>> BEGIN Working data

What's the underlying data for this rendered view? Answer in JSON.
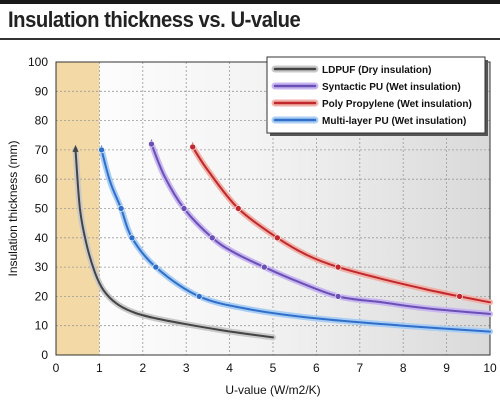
{
  "title": "Insulation thickness vs. U-value",
  "chart_data": {
    "type": "line",
    "title": "Insulation thickness vs. U-value",
    "xlabel": "U-value (W/m2/K)",
    "ylabel": "Insulation thickness (mm)",
    "xlim": [
      0,
      10
    ],
    "ylim": [
      0,
      100
    ],
    "x_ticks": [
      0,
      1,
      2,
      3,
      4,
      5,
      6,
      7,
      8,
      9,
      10
    ],
    "y_ticks": [
      0,
      10,
      20,
      30,
      40,
      50,
      60,
      70,
      80,
      90,
      100
    ],
    "grid": true,
    "legend_position": "top-right",
    "highlight_band": {
      "x_from": 0,
      "x_to": 1,
      "color": "#f2d9a6"
    },
    "series": [
      {
        "name": "LDPUF (Dry insulation)",
        "color": "#444444",
        "glow": "#c9c9c9",
        "markers": [],
        "points": [
          [
            0.45,
            70
          ],
          [
            0.55,
            50
          ],
          [
            0.7,
            38
          ],
          [
            0.9,
            28
          ],
          [
            1.1,
            22
          ],
          [
            1.4,
            17.5
          ],
          [
            1.8,
            14.5
          ],
          [
            2.3,
            12.5
          ],
          [
            3.0,
            10.5
          ],
          [
            3.8,
            8.5
          ],
          [
            4.5,
            7
          ],
          [
            5.0,
            6
          ]
        ]
      },
      {
        "name": "Syntactic PU (Wet insulation)",
        "color": "#6a4fb5",
        "glow": "#c8b6f0",
        "markers": [
          [
            2.2,
            72
          ],
          [
            2.95,
            50
          ],
          [
            3.6,
            40
          ],
          [
            4.8,
            30
          ],
          [
            6.5,
            20
          ]
        ],
        "points": [
          [
            2.2,
            72
          ],
          [
            2.5,
            61
          ],
          [
            2.95,
            50
          ],
          [
            3.6,
            40
          ],
          [
            4.1,
            35
          ],
          [
            4.8,
            30
          ],
          [
            5.5,
            25.5
          ],
          [
            6.5,
            20
          ],
          [
            7.5,
            18
          ],
          [
            8.5,
            16
          ],
          [
            10,
            14
          ]
        ]
      },
      {
        "name": "Poly Propylene (Wet insulation)",
        "color": "#c0282d",
        "glow": "#f0b2a8",
        "markers": [
          [
            3.15,
            71
          ],
          [
            4.2,
            50
          ],
          [
            5.1,
            40
          ],
          [
            6.5,
            30
          ],
          [
            9.3,
            20
          ]
        ],
        "points": [
          [
            3.15,
            71
          ],
          [
            3.5,
            63
          ],
          [
            4.2,
            50
          ],
          [
            5.1,
            40
          ],
          [
            5.8,
            34
          ],
          [
            6.5,
            30
          ],
          [
            7.5,
            26
          ],
          [
            8.5,
            22.5
          ],
          [
            9.3,
            20
          ],
          [
            10,
            18
          ]
        ]
      },
      {
        "name": "Multi-layer PU (Wet insulation)",
        "color": "#2f6fc9",
        "glow": "#a9cdf3",
        "markers": [
          [
            1.05,
            70
          ],
          [
            1.5,
            50
          ],
          [
            1.75,
            40
          ],
          [
            2.3,
            30
          ],
          [
            3.3,
            20
          ]
        ],
        "points": [
          [
            1.05,
            70
          ],
          [
            1.25,
            59
          ],
          [
            1.5,
            50
          ],
          [
            1.75,
            40
          ],
          [
            2.3,
            30
          ],
          [
            3.3,
            20
          ],
          [
            4.5,
            15.5
          ],
          [
            6,
            12.5
          ],
          [
            8,
            10
          ],
          [
            10,
            8
          ]
        ]
      }
    ]
  }
}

>> END Working data

What is asked: Look through the entries above and report each line where the string "title" occurs.

Correct response:
  "title": "Insulation thickness vs. U-value",
    "title": "Insulation thickness vs. U-value",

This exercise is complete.